[Stored records]
-*-
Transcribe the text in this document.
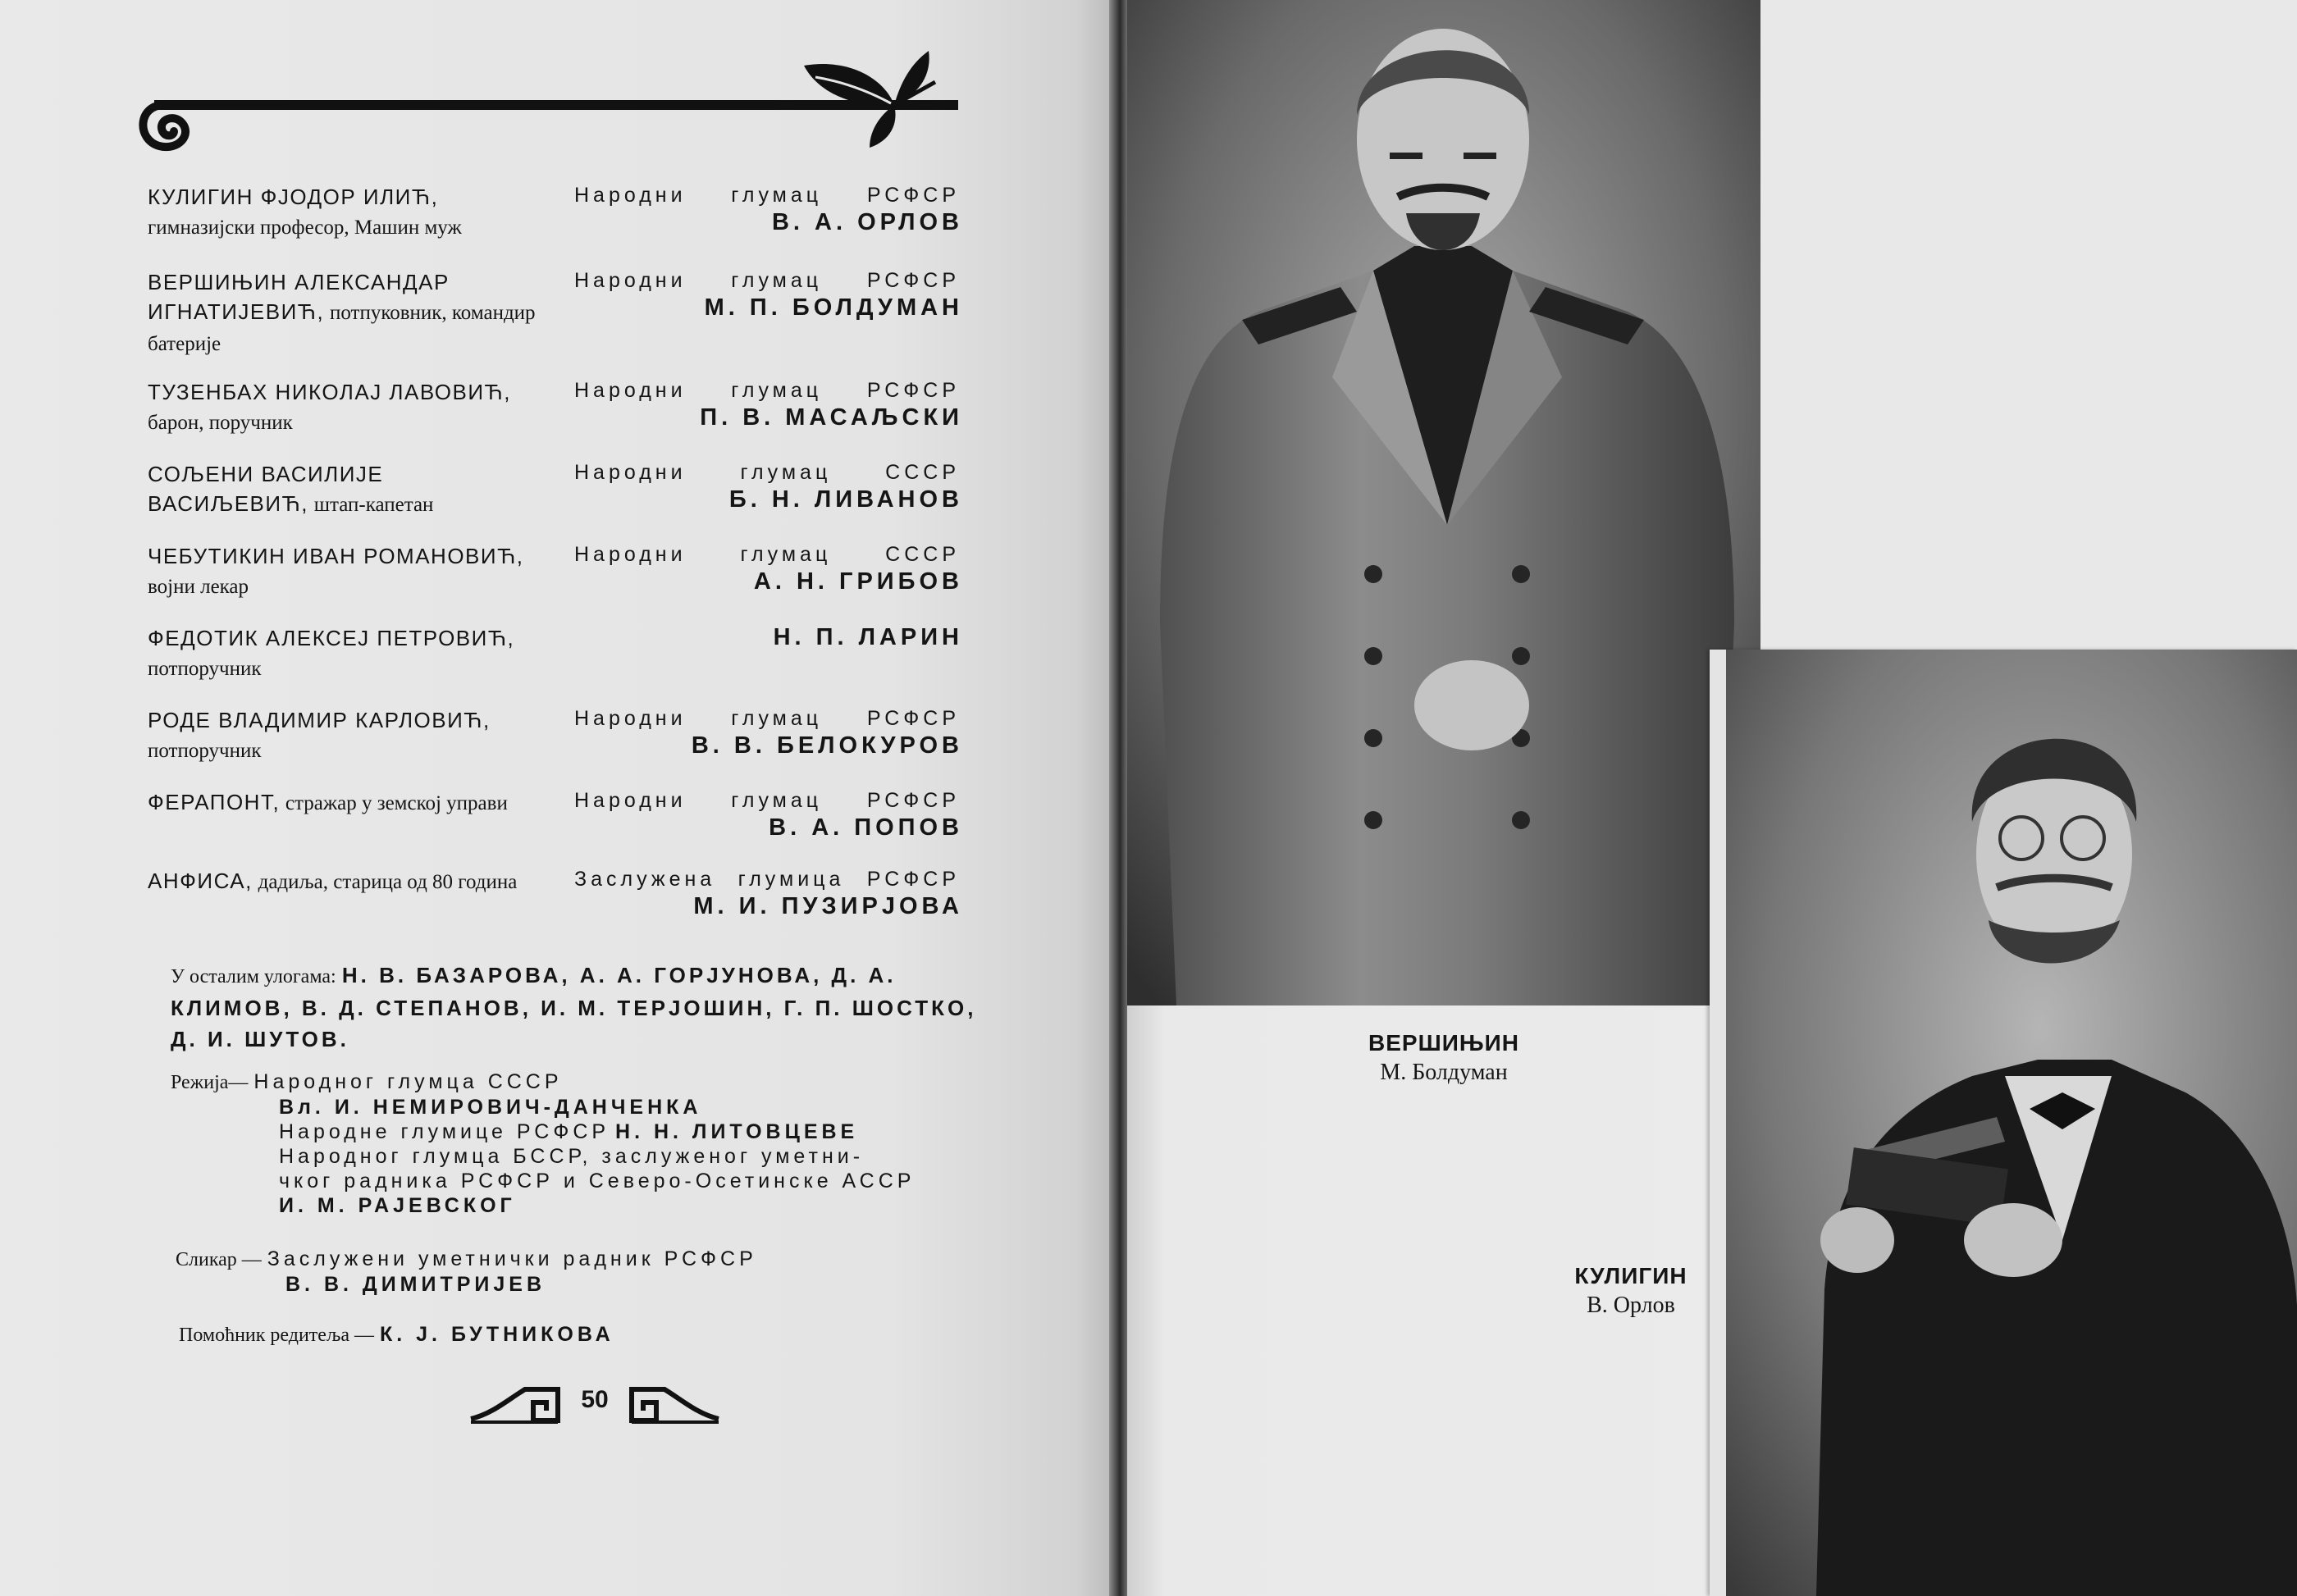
КУЛИГИН ФЈОДОР ИЛИЋ, гимназијски професор, Машин муж
Народни глумац РСФСР
В. А. ОРЛОВ
ВЕРШИЊИН АЛЕКСАНДАР ИГНАТИЈЕВИЋ, потпуковник, командир батерије
Народни глумац РСФСР
М. П. БОЛДУМАН
ТУЗЕНБАХ НИКОЛАЈ ЛАВОВИЋ, барон, поручник
Народни глумац РСФСР
П. В. МАСАЉСКИ
СОЉЕНИ ВАСИЛИЈЕ ВАСИЉЕВИЋ, штап-капетан
Народни глумац СССР
Б. Н. ЛИВАНОВ
ЧЕБУТИКИН ИВАН РОМАНОВИЋ, војни лекар
Народни глумац СССР
А. Н. ГРИБОВ
ФЕДОТИК АЛЕКСЕЈ ПЕТРОВИЋ, потпоручник
Н. П. ЛАРИН
РОДЕ ВЛАДИМИР КАРЛОВИЋ, потпоручник
Народни глумац РСФСР
В. В. БЕЛОКУРОВ
ФЕРАПОНТ, стражар у земској управи	Народни глумац РСФСР
В. А. ПОПОВ
АНФИСА, дадиља, старица од 80 година	Заслужена глумица РСФСР
М. И. ПУЗИРЈОВА
У осталим улогама: Н. В. БАЗАРОВА, А. А. ГОРЈУНОВА, Д. А. КЛИМОВ, В. Д. СТЕПАНОВ, И. М. ТЕРЈОШИН, Г. П. ШОСТКО, Д. И. ШУТОВ.
Режија— Народног глумца СССР
Вл. И. НЕМИРОВИЧ-ДАНЧЕНКА
Народне глумице РСФСР Н. Н. ЛИТОВЦЕВЕ
Народног глумца БССР, заслуженог уметни-
чког радника РСФСР и Северо-Осетинске АССР
И. М. РАЈЕВСКОГ
Сликар — Заслужени уметнички радник РСФСР
В. В. ДИМИТРИЈЕВ
Помоћник редитеља — К. Ј. БУТНИКОВА
50
ВЕРШИЊИН
М. Болдуман
КУЛИГИН
В. Орлов
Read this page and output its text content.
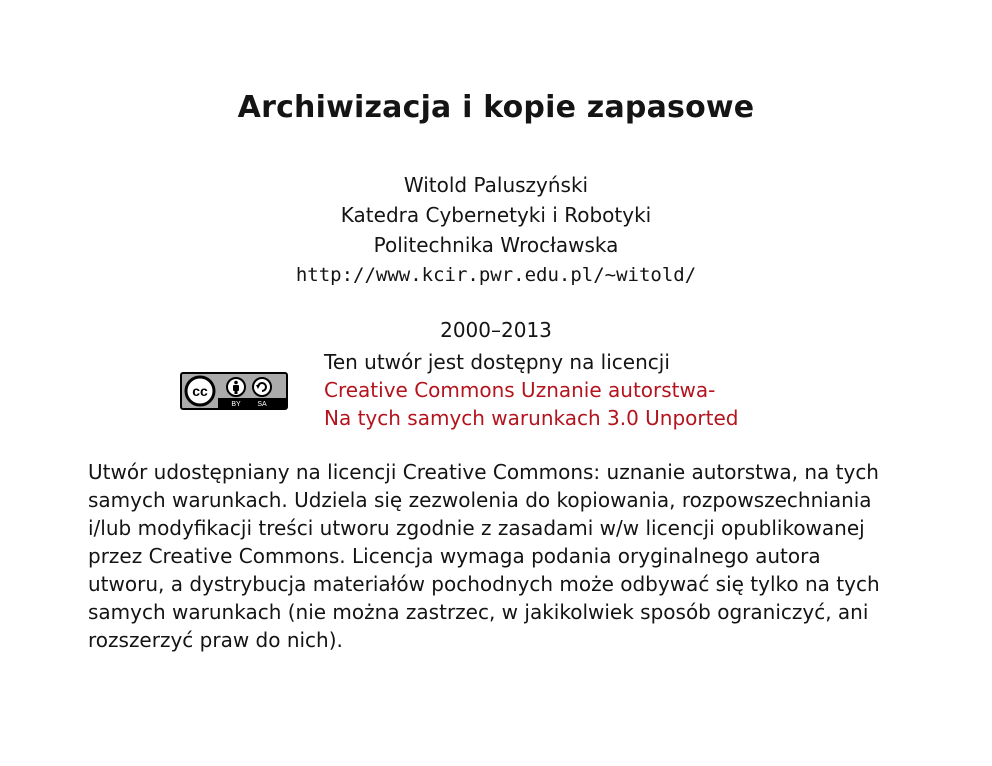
Archiwizacja i kopie zapasowe
Witold Paluszyński
Katedra Cybernetyki i Robotyki
Politechnika Wrocławska
http://www.kcir.pwr.edu.pl/~witold/
2000–2013
cc
BY SA
Ten utwór jest dostępny na licencji
Creative Commons Uznanie autorstwa-
Na tych samych warunkach 3.0 Unported

Utwór udostępniany na licencji Creative Commons: uznanie autorstwa, na tych

samych warunkach. Udziela się zezwolenia do kopiowania, rozpowszechniania

i/lub modyfikacji treści utworu zgodnie z zasadami w/w licencji opublikowanej

przez Creative Commons. Licencja wymaga podania oryginalnego autora

utworu, a dystrybucja materiałów pochodnych może odbywać się tylko na tych

samych warunkach (nie można zastrzec, w jakikolwiek sposób ograniczyć, ani

rozszerzyć praw do nich).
-*-
### WORK INSTRUCTIONS
Extract the entries in full, exactly as they are, minus the pictures.

### SOLUTION TO THE EXERCISE
Transcribe the text in this document.
КУЛИГИН ФЈОДОР ИЛИЋ, гимназијски професор, Машин муж
Народни глумац РСФСР
В. А. ОРЛОВ
ВЕРШИЊИН АЛЕКСАНДАР ИГНАТИЈЕВИЋ, потпуковник, командир батерије
Народни глумац РСФСР
М. П. БОЛДУМАН
ТУЗЕНБАХ НИКОЛАЈ ЛАВОВИЋ, барон, поручник
Народни глумац РСФСР
П. В. МАСАЉСКИ
СОЉЕНИ ВАСИЛИЈЕ ВАСИЉЕВИЋ, штап-капетан
Народни глумац СССР
Б. Н. ЛИВАНОВ
ЧЕБУТИКИН ИВАН РОМАНОВИЋ, војни лекар
Народни глумац СССР
А. Н. ГРИБОВ
ФЕДОТИК АЛЕКСЕЈ ПЕТРОВИЋ, потпоручник
Н. П. ЛАРИН
РОДЕ ВЛАДИМИР КАРЛОВИЋ, потпоручник
Народни глумац РСФСР
В. В. БЕЛОКУРОВ
ФЕРАПОНТ, стражар у земској управи	Народни глумац РСФСР
В. А. ПОПОВ
АНФИСА, дадиља, старица од 80 година	Заслужена глумица РСФСР
М. И. ПУЗИРЈОВА
У осталим улогама: Н. В. БАЗАРОВА, А. А. ГОРЈУНОВА, Д. А. КЛИМОВ, В. Д. СТЕПАНОВ, И. М. ТЕРЈОШИН, Г. П. ШОСТКО, Д. И. ШУТОВ.
Режија— Народног глумца СССР
Вл. И. НЕМИРОВИЧ-ДАНЧЕНКА
Народне глумице РСФСР Н. Н. ЛИТОВЦЕВЕ
Народног глумца БССР, заслуженог уметни-
чког радника РСФСР и Северо-Осетинске АССР
И. М. РАЈЕВСКОГ
Сликар — Заслужени уметнички радник РСФСР
В. В. ДИМИТРИЈЕВ
Помоћник редитеља — К. Ј. БУТНИКОВА
50
ВЕРШИЊИН
М. Болдуман
КУЛИГИН
В. Орлов
Read this page and output its text content.
Archiwizacja i kopie zapasowe
Witold Paluszyński
Katedra Cybernetyki i Robotyki
Politechnika Wrocławska
http://www.kcir.pwr.edu.pl/~witold/
2000–2013
cc
BY SA
Ten utwór jest dostępny na licencji
Creative Commons Uznanie autorstwa-
Na tych samych warunkach 3.0 Unported

Utwór udostępniany na licencji Creative Commons: uznanie autorstwa, na tych

samych warunkach. Udziela się zezwolenia do kopiowania, rozpowszechniania

i/lub modyfikacji treści utworu zgodnie z zasadami w/w licencji opublikowanej

przez Creative Commons. Licencja wymaga podania oryginalnego autora

utworu, a dystrybucja materiałów pochodnych może odbywać się tylko na tych

samych warunkach (nie można zastrzec, w jakikolwiek sposób ograniczyć, ani

rozszerzyć praw do nich).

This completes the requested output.